**** Entries provided ****

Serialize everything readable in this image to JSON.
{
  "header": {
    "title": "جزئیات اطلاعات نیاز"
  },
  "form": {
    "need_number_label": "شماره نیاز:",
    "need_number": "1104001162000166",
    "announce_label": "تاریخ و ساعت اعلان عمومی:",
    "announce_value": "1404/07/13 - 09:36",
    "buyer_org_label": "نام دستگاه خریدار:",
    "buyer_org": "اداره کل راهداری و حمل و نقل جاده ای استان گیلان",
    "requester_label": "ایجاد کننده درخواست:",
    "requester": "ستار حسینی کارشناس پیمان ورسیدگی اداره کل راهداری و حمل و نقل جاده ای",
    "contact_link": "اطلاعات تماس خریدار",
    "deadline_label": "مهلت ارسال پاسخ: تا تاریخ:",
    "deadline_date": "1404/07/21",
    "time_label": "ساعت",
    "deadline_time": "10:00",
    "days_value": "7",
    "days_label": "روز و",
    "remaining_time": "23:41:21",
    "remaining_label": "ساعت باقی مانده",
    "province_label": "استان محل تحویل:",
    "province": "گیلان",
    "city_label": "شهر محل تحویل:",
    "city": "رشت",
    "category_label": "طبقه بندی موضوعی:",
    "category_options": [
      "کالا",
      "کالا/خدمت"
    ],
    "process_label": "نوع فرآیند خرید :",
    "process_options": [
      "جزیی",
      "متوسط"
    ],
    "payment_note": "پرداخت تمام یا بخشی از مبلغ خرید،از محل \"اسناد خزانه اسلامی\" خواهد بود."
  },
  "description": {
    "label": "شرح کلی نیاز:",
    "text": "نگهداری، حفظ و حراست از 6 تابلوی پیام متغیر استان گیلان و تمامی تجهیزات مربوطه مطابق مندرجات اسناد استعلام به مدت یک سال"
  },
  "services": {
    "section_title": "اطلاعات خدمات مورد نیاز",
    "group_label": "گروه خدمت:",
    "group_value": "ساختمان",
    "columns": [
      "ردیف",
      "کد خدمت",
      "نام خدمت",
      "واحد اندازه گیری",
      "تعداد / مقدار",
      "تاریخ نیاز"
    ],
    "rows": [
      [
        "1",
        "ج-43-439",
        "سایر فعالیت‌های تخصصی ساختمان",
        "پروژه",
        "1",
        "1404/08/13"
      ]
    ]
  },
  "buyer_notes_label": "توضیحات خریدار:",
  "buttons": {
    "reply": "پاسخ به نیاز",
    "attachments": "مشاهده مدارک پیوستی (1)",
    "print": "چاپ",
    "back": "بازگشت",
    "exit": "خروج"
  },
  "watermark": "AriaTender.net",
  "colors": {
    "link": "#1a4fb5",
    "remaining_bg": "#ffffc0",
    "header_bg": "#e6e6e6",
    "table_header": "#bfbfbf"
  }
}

****

**Written instruction**
In the records above, how many lines include "خدمت"? Give that number and nothing more.

**Exercise output**
4